Your objective: Read the records and gather each line that includes "risk".

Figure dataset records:
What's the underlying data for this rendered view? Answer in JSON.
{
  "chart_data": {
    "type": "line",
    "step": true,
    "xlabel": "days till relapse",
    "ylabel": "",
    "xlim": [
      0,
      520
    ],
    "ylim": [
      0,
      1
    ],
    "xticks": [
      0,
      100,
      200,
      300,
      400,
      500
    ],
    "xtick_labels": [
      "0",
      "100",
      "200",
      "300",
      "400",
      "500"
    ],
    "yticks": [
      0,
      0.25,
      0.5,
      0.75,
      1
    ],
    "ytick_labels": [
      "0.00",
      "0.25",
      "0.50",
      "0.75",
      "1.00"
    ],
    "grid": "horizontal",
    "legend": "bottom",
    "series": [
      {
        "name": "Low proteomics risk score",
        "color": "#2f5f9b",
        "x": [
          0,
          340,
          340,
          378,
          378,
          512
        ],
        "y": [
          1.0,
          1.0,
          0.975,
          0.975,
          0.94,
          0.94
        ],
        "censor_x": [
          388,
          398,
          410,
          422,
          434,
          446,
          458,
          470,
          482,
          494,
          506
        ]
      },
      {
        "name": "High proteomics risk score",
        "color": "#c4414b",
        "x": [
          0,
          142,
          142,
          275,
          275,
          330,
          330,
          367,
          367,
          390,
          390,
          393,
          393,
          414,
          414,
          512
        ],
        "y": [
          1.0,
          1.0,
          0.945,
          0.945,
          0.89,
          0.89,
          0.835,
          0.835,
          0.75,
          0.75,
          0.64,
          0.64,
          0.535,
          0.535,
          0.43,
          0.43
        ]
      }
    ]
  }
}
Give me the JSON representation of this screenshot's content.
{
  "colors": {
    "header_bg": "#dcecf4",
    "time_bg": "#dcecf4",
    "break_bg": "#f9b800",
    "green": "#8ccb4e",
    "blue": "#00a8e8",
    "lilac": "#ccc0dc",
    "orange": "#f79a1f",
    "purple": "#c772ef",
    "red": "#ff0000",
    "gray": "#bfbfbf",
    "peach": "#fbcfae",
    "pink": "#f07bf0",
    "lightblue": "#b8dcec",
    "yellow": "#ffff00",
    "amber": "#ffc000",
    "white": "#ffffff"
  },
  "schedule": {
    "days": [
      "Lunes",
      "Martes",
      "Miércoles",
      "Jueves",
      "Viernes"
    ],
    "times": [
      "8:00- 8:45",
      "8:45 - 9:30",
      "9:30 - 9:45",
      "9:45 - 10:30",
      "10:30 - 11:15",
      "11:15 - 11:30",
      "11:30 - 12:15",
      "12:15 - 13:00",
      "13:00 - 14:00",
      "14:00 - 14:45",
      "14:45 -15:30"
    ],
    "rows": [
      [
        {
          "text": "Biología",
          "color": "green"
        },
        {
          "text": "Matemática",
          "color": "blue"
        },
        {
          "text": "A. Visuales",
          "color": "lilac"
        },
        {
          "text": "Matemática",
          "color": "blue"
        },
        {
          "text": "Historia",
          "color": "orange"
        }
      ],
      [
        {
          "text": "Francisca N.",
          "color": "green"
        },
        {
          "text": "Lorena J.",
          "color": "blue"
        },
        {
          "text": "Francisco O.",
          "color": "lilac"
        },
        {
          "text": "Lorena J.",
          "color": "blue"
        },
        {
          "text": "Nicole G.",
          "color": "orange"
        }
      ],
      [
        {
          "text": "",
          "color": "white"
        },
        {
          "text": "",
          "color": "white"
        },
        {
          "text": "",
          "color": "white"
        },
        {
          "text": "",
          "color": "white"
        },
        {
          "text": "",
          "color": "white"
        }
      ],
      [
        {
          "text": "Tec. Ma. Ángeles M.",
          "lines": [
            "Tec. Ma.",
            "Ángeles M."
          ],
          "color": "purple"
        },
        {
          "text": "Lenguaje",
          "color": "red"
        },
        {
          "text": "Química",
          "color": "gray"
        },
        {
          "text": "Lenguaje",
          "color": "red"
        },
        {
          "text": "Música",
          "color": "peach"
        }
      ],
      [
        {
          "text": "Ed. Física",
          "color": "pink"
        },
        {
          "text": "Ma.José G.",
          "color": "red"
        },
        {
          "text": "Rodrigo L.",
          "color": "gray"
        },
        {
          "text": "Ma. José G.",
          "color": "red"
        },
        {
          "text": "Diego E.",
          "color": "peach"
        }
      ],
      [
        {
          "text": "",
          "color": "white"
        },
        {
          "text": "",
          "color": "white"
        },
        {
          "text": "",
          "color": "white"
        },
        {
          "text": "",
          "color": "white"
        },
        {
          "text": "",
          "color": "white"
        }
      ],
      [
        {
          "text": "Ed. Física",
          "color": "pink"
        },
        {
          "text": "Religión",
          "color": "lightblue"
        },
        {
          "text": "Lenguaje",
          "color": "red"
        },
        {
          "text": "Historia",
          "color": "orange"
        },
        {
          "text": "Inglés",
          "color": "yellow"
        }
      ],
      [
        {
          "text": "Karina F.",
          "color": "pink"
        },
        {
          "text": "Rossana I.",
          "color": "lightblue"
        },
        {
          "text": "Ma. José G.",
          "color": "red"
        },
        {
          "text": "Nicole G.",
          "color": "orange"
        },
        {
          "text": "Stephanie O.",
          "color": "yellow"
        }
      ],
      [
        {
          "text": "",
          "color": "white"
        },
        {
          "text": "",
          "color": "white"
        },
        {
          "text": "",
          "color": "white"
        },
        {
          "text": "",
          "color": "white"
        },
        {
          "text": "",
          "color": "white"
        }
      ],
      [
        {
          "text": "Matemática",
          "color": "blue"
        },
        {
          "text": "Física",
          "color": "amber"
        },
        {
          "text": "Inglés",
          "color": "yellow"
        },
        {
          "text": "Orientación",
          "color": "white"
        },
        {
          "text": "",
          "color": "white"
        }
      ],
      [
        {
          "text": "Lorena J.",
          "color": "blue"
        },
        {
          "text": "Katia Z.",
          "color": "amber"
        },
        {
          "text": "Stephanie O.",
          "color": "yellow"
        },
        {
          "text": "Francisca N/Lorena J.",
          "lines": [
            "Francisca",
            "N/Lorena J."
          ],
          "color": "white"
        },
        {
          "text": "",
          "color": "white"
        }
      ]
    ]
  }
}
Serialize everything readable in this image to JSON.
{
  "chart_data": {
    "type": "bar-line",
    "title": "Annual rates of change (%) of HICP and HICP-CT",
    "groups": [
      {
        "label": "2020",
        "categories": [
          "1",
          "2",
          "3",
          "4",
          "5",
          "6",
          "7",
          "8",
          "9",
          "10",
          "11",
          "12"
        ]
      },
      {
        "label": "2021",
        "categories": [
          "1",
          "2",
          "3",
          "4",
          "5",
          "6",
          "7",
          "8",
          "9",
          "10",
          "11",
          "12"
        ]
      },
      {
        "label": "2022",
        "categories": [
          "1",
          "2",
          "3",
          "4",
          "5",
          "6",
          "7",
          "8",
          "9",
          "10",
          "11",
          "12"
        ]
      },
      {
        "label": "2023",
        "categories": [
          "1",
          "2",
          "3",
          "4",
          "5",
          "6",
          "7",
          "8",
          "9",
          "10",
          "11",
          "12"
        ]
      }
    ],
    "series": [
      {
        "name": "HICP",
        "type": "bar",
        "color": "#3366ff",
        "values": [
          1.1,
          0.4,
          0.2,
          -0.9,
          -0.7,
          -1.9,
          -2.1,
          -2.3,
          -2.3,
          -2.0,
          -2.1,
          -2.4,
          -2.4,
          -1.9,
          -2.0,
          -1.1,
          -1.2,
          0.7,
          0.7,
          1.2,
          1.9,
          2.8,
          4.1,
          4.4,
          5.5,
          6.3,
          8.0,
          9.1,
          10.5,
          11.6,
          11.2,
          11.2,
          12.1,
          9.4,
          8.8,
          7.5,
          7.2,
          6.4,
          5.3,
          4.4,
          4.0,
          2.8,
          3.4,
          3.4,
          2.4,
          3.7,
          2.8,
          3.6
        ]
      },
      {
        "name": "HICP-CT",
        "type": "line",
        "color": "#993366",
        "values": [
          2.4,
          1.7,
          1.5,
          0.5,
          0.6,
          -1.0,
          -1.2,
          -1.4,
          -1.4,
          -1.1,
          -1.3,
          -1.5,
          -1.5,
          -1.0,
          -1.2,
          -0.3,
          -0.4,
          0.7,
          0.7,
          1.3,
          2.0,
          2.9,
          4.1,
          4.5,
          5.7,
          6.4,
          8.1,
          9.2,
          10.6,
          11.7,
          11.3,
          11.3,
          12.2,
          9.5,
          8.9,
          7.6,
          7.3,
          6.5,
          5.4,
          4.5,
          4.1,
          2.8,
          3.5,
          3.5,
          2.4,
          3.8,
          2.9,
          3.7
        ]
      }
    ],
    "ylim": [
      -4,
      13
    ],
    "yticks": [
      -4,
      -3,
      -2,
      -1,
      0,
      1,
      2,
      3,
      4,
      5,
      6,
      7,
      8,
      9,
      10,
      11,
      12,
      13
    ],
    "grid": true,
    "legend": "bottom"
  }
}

Solution to this task:
        "name": "Low proteomics risk score",
        "name": "High proteomics risk score",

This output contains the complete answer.